-- MATERIAL PROVIDED --
--

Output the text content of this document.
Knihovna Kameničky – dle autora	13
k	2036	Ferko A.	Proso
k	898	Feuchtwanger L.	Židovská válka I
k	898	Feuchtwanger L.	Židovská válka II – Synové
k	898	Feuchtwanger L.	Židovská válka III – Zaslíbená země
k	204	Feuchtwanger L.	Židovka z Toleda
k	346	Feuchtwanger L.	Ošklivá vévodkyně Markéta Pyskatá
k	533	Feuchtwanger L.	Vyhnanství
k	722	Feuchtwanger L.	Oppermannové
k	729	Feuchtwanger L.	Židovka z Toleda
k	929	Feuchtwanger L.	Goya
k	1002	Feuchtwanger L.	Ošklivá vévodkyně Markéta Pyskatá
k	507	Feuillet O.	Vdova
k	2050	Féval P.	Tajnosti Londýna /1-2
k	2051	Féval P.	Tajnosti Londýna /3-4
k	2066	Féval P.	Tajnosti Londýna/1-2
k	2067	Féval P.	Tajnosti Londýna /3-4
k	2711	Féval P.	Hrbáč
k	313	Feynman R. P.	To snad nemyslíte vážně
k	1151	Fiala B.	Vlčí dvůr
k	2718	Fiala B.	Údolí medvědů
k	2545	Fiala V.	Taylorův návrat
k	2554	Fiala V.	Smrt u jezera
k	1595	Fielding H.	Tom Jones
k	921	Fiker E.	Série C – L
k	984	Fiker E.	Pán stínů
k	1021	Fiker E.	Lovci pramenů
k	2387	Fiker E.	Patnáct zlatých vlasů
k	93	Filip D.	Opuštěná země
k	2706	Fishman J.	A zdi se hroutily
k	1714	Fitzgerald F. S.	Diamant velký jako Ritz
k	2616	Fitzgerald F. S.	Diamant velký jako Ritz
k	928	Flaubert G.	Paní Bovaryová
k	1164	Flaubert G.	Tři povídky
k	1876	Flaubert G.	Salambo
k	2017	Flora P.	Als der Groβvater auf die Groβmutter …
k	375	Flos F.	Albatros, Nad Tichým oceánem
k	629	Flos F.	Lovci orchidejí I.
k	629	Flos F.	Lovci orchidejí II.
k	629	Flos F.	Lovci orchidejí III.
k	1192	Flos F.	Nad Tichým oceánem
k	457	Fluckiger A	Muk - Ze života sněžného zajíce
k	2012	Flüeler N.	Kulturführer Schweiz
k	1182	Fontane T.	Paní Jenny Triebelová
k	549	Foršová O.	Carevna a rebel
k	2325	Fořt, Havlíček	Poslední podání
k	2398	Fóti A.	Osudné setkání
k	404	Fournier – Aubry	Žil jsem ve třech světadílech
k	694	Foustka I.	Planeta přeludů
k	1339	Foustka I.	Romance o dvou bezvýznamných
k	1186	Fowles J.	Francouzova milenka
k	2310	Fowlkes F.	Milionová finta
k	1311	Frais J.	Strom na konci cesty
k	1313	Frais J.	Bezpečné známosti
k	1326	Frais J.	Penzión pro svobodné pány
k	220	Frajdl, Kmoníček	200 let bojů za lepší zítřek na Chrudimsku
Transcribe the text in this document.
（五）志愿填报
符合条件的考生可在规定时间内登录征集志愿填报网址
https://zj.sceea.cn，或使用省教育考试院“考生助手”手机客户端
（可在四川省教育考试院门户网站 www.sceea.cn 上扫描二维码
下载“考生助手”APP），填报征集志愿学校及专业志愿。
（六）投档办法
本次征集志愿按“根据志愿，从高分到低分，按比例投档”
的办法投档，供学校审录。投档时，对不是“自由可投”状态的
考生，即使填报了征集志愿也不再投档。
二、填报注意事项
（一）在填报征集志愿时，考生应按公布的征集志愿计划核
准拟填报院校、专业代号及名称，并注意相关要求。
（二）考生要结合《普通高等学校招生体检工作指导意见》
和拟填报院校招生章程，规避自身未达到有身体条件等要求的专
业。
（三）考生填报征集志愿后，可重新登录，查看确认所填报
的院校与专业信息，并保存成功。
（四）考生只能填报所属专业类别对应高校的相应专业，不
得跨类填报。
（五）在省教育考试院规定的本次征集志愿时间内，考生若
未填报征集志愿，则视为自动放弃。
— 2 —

--

-- WHAT IS BEING ASKED --
From the first line to the last, retype the data exactly.

-- RESPONSE FOR THIS EXERCISE --
Output the text content of this document.
Knihovna Kameničky – dle autora	13
k	2036	Ferko A.	Proso
k	898	Feuchtwanger L.	Židovská válka I
k	898	Feuchtwanger L.	Židovská válka II – Synové
k	898	Feuchtwanger L.	Židovská válka III – Zaslíbená země
k	204	Feuchtwanger L.	Židovka z Toleda
k	346	Feuchtwanger L.	Ošklivá vévodkyně Markéta Pyskatá
k	533	Feuchtwanger L.	Vyhnanství
k	722	Feuchtwanger L.	Oppermannové
k	729	Feuchtwanger L.	Židovka z Toleda
k	929	Feuchtwanger L.	Goya
k	1002	Feuchtwanger L.	Ošklivá vévodkyně Markéta Pyskatá
k	507	Feuillet O.	Vdova
k	2050	Féval P.	Tajnosti Londýna /1-2
k	2051	Féval P.	Tajnosti Londýna /3-4
k	2066	Féval P.	Tajnosti Londýna/1-2
k	2067	Féval P.	Tajnosti Londýna /3-4
k	2711	Féval P.	Hrbáč
k	313	Feynman R. P.	To snad nemyslíte vážně
k	1151	Fiala B.	Vlčí dvůr
k	2718	Fiala B.	Údolí medvědů
k	2545	Fiala V.	Taylorův návrat
k	2554	Fiala V.	Smrt u jezera
k	1595	Fielding H.	Tom Jones
k	921	Fiker E.	Série C – L
k	984	Fiker E.	Pán stínů
k	1021	Fiker E.	Lovci pramenů
k	2387	Fiker E.	Patnáct zlatých vlasů
k	93	Filip D.	Opuštěná země
k	2706	Fishman J.	A zdi se hroutily
k	1714	Fitzgerald F. S.	Diamant velký jako Ritz
k	2616	Fitzgerald F. S.	Diamant velký jako Ritz
k	928	Flaubert G.	Paní Bovaryová
k	1164	Flaubert G.	Tři povídky
k	1876	Flaubert G.	Salambo
k	2017	Flora P.	Als der Groβvater auf die Groβmutter …
k	375	Flos F.	Albatros, Nad Tichým oceánem
k	629	Flos F.	Lovci orchidejí I.
k	629	Flos F.	Lovci orchidejí II.
k	629	Flos F.	Lovci orchidejí III.
k	1192	Flos F.	Nad Tichým oceánem
k	457	Fluckiger A	Muk - Ze života sněžného zajíce
k	2012	Flüeler N.	Kulturführer Schweiz
k	1182	Fontane T.	Paní Jenny Triebelová
k	549	Foršová O.	Carevna a rebel
k	2325	Fořt, Havlíček	Poslední podání
k	2398	Fóti A.	Osudné setkání
k	404	Fournier – Aubry	Žil jsem ve třech světadílech
k	694	Foustka I.	Planeta přeludů
k	1339	Foustka I.	Romance o dvou bezvýznamných
k	1186	Fowles J.	Francouzova milenka
k	2310	Fowlkes F.	Milionová finta
k	1311	Frais J.	Strom na konci cesty
k	1313	Frais J.	Bezpečné známosti
k	1326	Frais J.	Penzión pro svobodné pány
k	220	Frajdl, Kmoníček	200 let bojů za lepší zítřek na Chrudimsku
Transcribe the text in this document.
（五）志愿填报
符合条件的考生可在规定时间内登录征集志愿填报网址
https://zj.sceea.cn，或使用省教育考试院“考生助手”手机客户端
（可在四川省教育考试院门户网站 www.sceea.cn 上扫描二维码
下载“考生助手”APP），填报征集志愿学校及专业志愿。
（六）投档办法
本次征集志愿按“根据志愿，从高分到低分，按比例投档”
的办法投档，供学校审录。投档时，对不是“自由可投”状态的
考生，即使填报了征集志愿也不再投档。
二、填报注意事项
（一）在填报征集志愿时，考生应按公布的征集志愿计划核
准拟填报院校、专业代号及名称，并注意相关要求。
（二）考生要结合《普通高等学校招生体检工作指导意见》
和拟填报院校招生章程，规避自身未达到有身体条件等要求的专
业。
（三）考生填报征集志愿后，可重新登录，查看确认所填报
的院校与专业信息，并保存成功。
（四）考生只能填报所属专业类别对应高校的相应专业，不
得跨类填报。
（五）在省教育考试院规定的本次征集志愿时间内，考生若
未填报征集志愿，则视为自动放弃。
— 2 —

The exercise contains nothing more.